## Short exercise
Report the number of lines where the string "TempInt" occurs, and write nothing else.

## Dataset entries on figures
* * * * * * *
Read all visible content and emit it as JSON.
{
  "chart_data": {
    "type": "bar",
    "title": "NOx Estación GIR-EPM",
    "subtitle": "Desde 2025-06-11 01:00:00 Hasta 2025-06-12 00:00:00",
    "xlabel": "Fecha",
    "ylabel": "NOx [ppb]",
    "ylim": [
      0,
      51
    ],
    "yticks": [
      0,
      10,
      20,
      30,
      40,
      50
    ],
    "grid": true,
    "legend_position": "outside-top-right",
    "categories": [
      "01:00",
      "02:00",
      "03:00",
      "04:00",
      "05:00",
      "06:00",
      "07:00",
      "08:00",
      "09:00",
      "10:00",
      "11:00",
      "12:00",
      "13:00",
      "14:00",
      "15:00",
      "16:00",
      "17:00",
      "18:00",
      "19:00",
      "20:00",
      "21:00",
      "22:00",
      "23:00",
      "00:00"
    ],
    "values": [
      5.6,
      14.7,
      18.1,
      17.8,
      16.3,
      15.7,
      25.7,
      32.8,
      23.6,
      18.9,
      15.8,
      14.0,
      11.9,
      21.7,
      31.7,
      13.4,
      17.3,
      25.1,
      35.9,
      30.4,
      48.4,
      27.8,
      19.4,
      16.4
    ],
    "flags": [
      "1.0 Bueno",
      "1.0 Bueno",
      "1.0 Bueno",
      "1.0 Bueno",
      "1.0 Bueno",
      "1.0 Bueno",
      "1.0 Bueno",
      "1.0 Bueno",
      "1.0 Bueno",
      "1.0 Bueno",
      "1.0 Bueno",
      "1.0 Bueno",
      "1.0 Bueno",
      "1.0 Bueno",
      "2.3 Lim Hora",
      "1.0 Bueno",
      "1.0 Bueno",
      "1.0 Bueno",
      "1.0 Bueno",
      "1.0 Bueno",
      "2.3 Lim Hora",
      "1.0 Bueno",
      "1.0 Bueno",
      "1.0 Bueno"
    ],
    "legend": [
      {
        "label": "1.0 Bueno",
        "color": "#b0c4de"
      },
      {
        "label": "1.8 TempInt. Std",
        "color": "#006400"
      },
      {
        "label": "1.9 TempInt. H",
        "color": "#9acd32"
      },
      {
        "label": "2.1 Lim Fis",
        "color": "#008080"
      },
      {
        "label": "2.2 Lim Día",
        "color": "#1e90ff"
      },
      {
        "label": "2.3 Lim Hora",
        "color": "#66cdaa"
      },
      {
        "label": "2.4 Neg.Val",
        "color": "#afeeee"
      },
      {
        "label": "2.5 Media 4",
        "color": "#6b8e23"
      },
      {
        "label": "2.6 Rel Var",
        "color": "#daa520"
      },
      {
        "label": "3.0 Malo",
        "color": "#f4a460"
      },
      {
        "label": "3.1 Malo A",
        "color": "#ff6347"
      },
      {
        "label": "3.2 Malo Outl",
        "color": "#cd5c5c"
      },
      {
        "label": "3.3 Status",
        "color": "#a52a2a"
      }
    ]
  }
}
* * * * * * *
## Complete response
2